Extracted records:
============

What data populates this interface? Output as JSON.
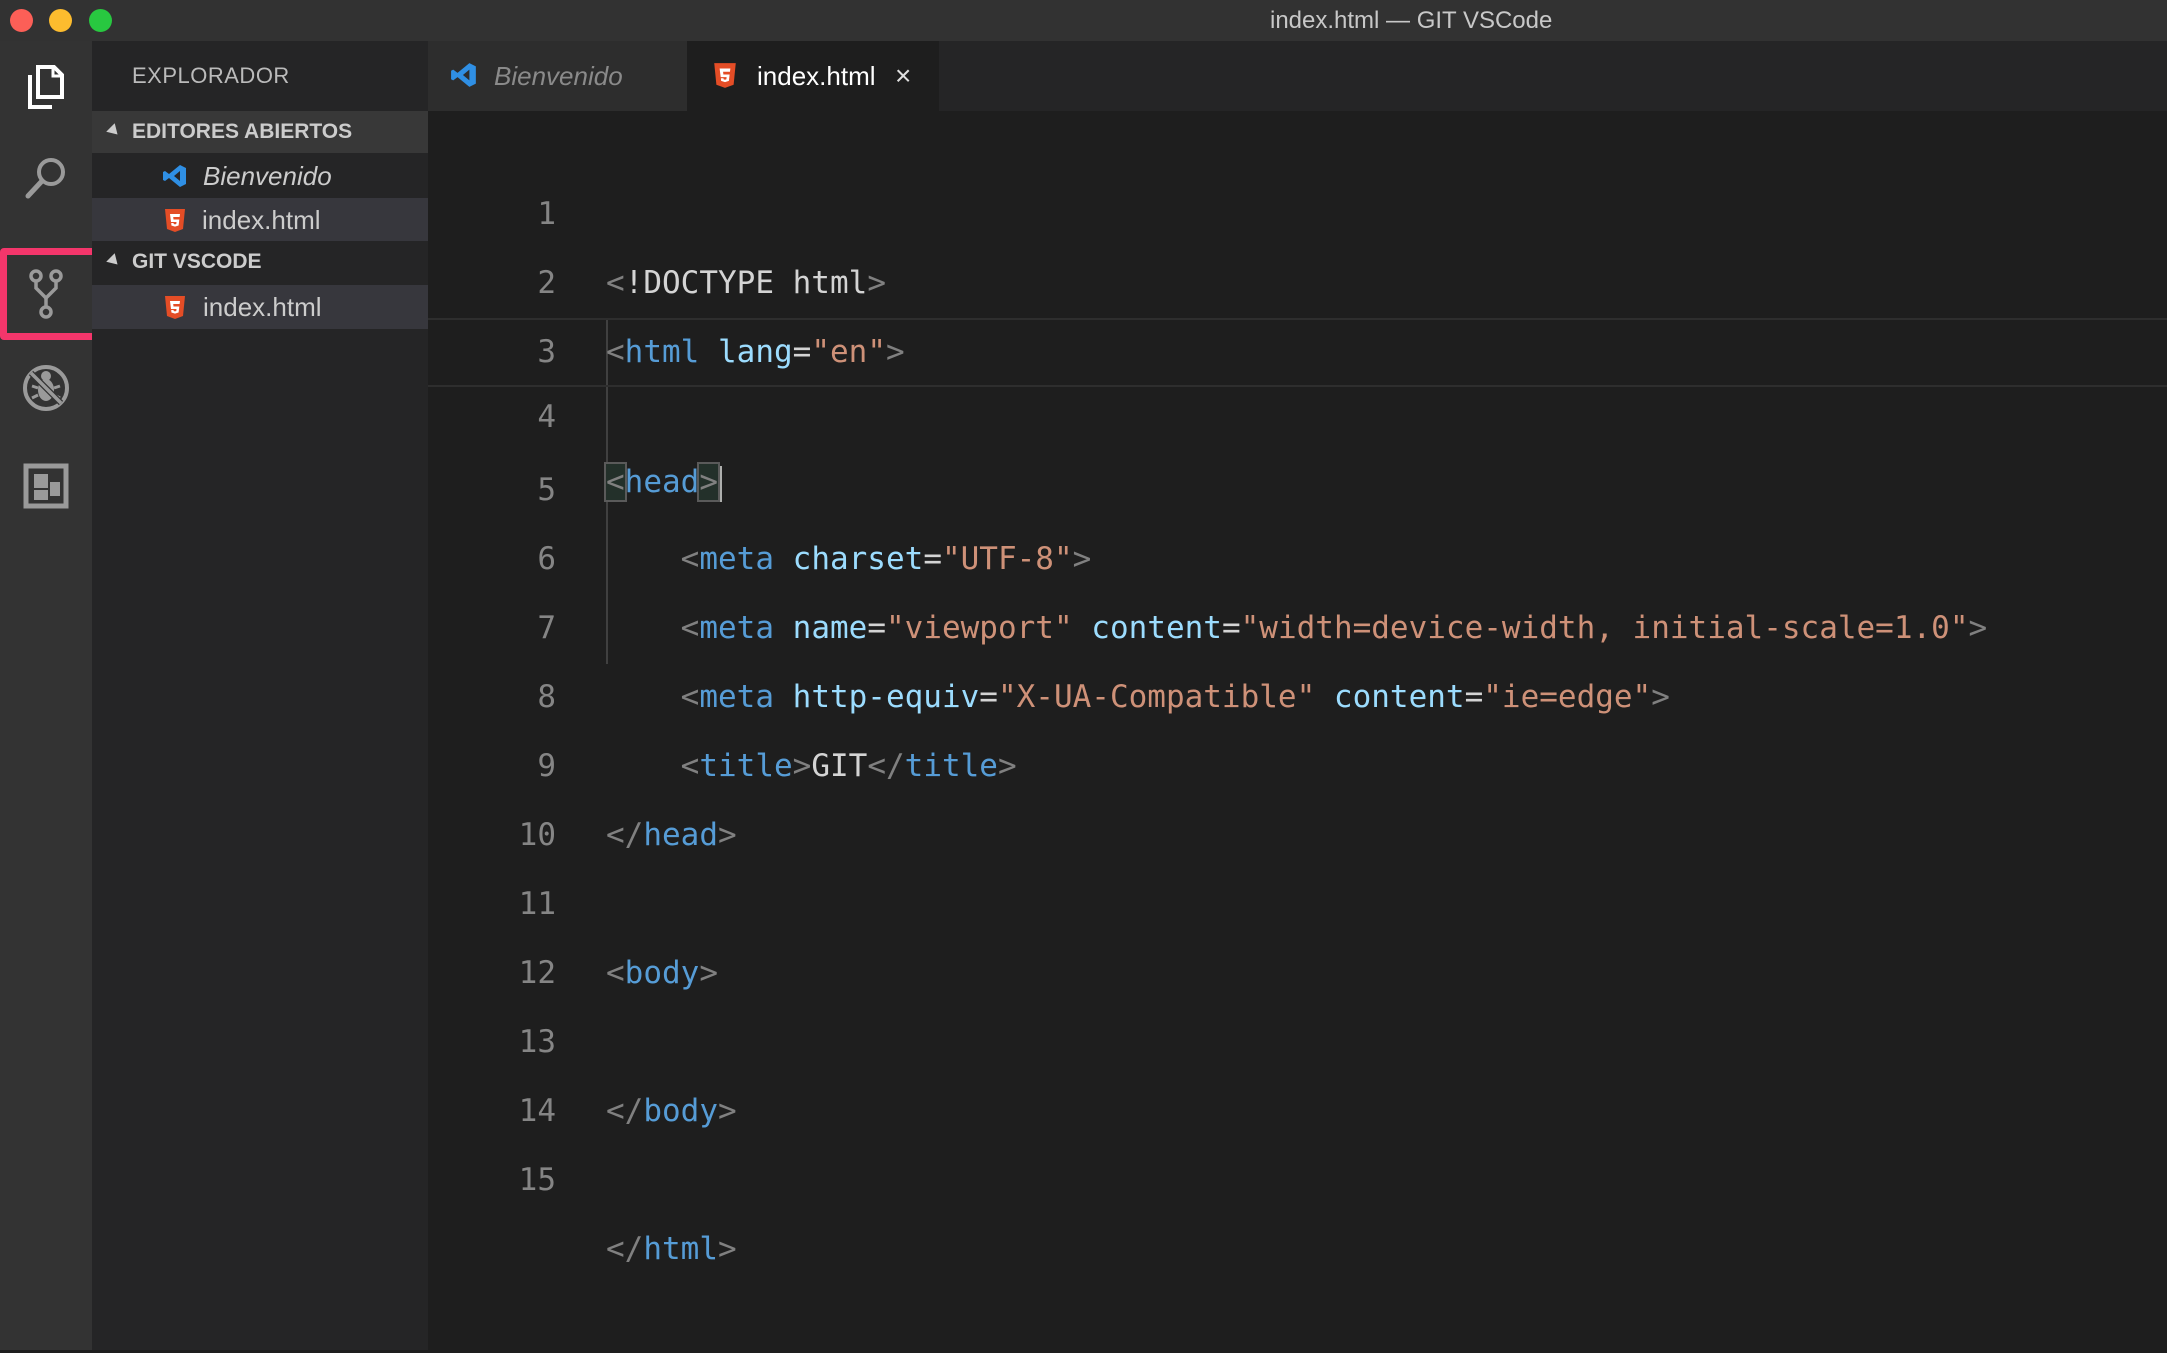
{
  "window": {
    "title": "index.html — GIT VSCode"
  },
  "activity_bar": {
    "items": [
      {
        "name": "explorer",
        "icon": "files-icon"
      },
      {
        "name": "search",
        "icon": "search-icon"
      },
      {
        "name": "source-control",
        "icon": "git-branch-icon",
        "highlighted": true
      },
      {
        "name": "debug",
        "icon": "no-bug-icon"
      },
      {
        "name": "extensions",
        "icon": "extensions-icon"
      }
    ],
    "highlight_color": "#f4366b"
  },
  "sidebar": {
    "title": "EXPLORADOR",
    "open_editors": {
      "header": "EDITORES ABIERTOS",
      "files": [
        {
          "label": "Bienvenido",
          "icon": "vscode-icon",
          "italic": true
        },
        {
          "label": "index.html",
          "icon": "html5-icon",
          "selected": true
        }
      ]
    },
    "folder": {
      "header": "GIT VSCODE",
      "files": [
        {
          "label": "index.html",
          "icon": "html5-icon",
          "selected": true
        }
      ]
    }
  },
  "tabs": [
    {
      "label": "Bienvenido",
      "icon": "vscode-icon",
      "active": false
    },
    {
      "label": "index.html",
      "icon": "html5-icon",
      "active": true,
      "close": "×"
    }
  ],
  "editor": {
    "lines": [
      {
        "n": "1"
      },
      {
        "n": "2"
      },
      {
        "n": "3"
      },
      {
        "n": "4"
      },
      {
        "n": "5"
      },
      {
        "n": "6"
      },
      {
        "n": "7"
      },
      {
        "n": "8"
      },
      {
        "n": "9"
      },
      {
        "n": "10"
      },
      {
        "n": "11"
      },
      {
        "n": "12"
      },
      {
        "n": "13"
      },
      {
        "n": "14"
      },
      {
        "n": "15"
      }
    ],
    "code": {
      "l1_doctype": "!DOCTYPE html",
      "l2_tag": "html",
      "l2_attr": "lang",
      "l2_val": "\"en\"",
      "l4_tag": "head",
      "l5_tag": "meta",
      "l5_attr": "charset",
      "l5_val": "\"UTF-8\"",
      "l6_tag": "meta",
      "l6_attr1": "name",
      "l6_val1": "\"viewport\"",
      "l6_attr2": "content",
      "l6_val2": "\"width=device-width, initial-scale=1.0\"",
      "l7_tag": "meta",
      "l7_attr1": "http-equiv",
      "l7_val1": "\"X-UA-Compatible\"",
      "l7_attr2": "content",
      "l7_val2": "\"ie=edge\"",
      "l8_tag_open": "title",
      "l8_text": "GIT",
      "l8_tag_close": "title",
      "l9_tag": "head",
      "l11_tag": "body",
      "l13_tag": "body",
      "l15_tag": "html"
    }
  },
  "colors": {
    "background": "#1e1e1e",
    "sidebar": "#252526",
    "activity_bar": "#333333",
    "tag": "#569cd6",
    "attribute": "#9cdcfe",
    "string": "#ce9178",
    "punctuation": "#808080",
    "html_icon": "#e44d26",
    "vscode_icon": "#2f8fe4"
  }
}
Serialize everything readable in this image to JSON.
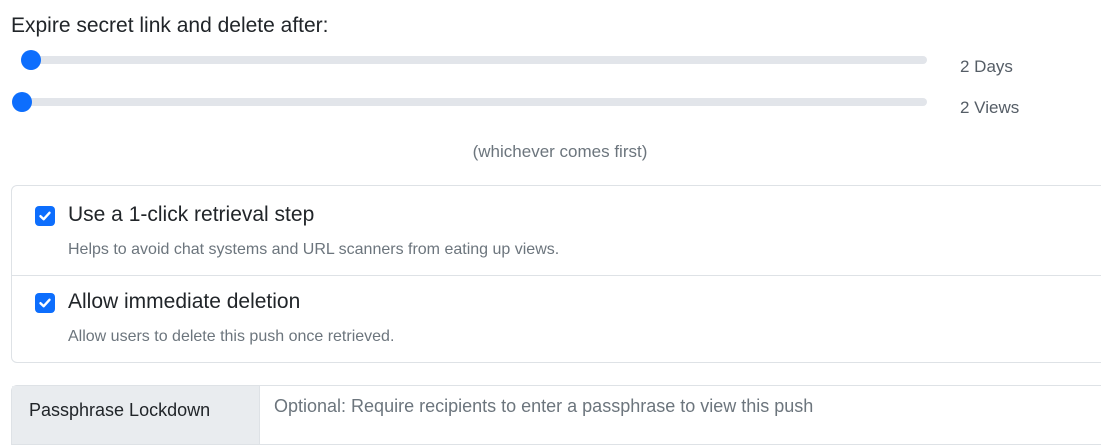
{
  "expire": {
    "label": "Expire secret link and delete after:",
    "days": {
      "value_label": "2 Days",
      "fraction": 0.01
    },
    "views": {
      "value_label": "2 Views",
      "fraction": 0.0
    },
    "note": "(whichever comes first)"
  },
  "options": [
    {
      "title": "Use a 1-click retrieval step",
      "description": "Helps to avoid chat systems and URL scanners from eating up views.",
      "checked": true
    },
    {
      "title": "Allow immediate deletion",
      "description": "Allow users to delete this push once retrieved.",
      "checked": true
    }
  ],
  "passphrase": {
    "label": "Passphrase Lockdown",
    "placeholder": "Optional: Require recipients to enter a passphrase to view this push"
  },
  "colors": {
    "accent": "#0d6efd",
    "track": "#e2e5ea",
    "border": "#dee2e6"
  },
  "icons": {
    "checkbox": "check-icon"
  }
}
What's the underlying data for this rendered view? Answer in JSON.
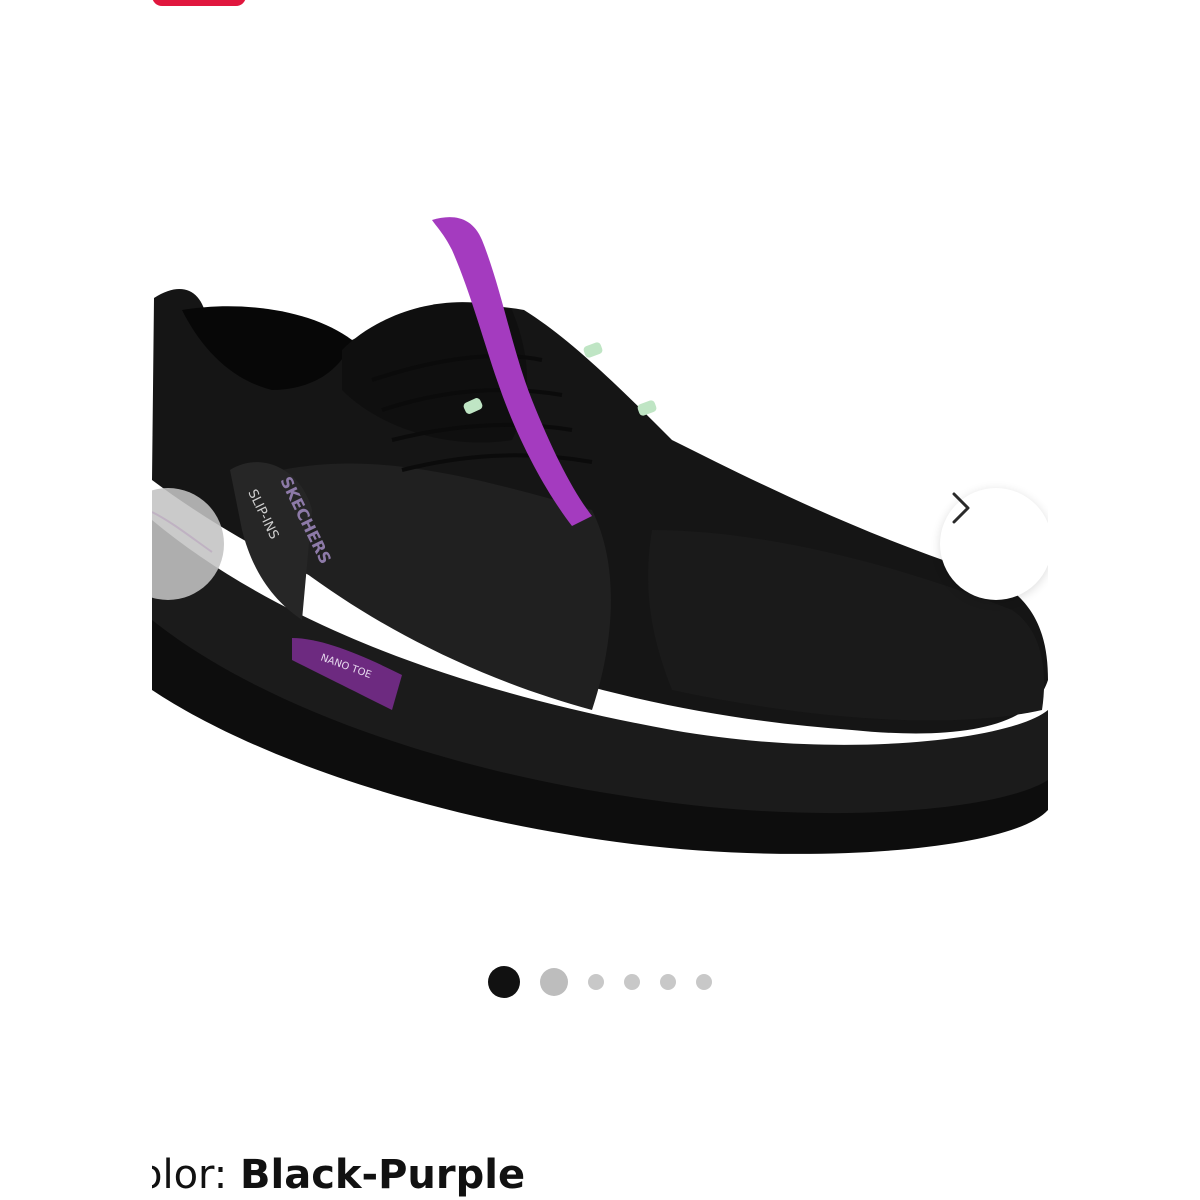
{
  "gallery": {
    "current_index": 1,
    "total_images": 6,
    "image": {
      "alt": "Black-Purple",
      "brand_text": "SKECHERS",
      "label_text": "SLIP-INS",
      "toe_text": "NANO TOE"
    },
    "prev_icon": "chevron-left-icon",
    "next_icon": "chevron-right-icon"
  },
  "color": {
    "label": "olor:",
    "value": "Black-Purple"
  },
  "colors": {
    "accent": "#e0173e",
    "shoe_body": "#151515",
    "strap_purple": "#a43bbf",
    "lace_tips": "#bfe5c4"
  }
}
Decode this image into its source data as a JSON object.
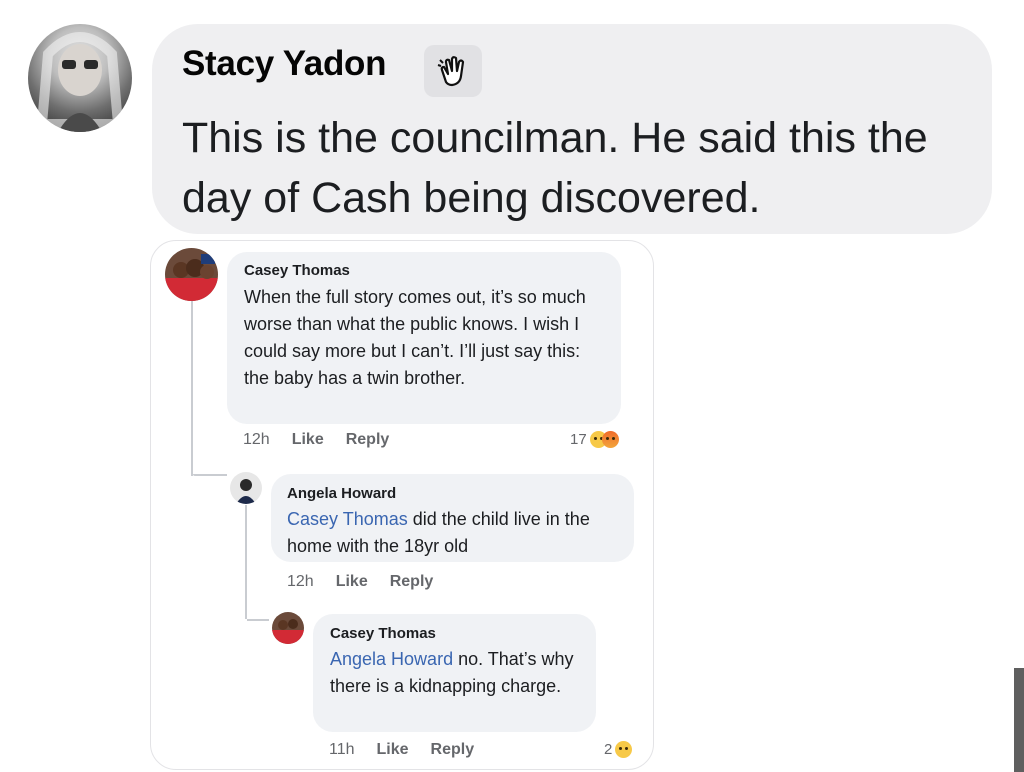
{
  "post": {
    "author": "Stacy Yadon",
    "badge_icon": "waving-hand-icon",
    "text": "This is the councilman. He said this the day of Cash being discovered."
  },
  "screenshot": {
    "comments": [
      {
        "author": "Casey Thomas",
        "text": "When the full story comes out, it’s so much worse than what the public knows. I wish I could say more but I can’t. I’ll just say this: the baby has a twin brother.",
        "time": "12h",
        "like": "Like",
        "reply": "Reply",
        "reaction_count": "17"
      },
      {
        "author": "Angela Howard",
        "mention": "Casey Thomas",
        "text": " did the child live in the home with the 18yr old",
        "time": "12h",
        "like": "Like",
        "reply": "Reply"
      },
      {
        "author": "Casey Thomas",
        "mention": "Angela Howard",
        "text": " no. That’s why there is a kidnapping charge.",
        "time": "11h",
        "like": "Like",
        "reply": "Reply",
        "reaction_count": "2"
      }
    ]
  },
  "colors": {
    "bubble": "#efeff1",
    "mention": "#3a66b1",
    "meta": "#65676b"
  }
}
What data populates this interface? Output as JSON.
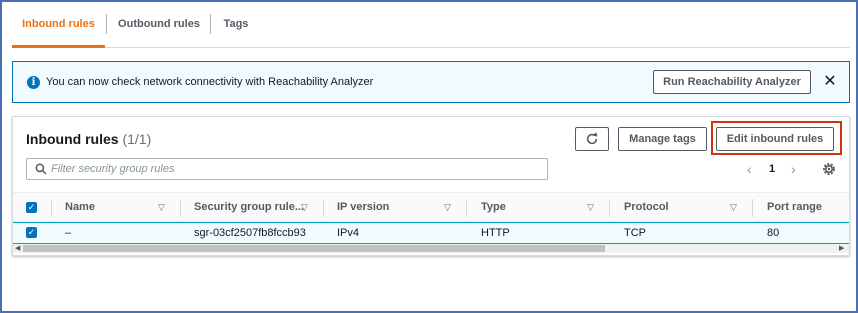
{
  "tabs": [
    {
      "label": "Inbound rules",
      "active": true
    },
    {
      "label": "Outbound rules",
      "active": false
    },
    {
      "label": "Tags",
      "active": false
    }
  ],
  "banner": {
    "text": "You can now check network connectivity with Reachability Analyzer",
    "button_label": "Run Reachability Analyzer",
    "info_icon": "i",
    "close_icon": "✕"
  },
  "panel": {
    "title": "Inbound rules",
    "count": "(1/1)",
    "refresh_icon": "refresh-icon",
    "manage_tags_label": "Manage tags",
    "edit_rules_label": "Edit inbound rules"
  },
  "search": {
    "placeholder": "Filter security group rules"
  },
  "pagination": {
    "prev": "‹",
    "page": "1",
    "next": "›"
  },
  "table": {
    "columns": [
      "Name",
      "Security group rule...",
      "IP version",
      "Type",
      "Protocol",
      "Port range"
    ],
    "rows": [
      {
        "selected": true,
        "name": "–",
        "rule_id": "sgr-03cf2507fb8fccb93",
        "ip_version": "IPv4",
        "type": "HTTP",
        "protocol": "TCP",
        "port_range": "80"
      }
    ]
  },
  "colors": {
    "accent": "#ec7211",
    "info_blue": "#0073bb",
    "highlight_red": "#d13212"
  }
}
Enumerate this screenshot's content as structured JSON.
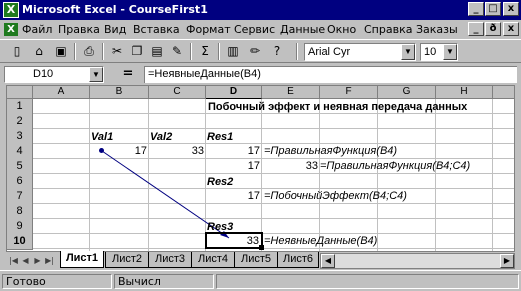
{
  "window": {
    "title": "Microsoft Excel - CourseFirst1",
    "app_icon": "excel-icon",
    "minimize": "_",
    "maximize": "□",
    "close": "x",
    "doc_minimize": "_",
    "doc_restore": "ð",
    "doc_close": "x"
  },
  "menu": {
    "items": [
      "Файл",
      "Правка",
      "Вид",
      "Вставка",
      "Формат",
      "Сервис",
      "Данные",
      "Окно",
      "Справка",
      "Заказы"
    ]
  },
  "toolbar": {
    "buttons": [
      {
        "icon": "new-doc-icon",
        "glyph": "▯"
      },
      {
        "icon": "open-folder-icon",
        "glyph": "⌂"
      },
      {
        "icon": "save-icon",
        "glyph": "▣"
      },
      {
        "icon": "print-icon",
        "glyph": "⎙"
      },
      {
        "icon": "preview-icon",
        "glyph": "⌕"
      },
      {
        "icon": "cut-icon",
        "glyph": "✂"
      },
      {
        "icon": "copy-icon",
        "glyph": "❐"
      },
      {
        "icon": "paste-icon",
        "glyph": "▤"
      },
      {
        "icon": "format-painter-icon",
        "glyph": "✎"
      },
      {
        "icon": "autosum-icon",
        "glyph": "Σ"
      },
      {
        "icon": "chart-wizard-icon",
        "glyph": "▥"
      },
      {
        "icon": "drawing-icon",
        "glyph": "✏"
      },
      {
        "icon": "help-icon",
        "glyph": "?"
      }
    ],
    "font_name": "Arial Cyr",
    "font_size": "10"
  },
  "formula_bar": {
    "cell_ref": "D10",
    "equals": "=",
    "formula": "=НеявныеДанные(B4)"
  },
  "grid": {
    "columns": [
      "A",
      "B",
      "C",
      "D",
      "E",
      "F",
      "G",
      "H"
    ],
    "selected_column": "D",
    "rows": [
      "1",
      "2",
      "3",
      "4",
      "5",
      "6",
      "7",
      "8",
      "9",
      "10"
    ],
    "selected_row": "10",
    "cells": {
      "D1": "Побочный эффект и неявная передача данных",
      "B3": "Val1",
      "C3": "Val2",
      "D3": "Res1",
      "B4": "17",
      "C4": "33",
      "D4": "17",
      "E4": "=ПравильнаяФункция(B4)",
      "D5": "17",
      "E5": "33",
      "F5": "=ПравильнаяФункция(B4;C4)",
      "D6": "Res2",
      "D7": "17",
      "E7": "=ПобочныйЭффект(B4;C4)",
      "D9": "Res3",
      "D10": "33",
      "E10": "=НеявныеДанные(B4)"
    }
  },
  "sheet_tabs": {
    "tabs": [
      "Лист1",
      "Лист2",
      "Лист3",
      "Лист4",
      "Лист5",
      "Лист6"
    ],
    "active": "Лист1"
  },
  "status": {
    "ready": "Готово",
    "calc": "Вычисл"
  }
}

============

• [Requirement]
Say only how many lines in the records carry the word "chevron".

• [Result of the task]
2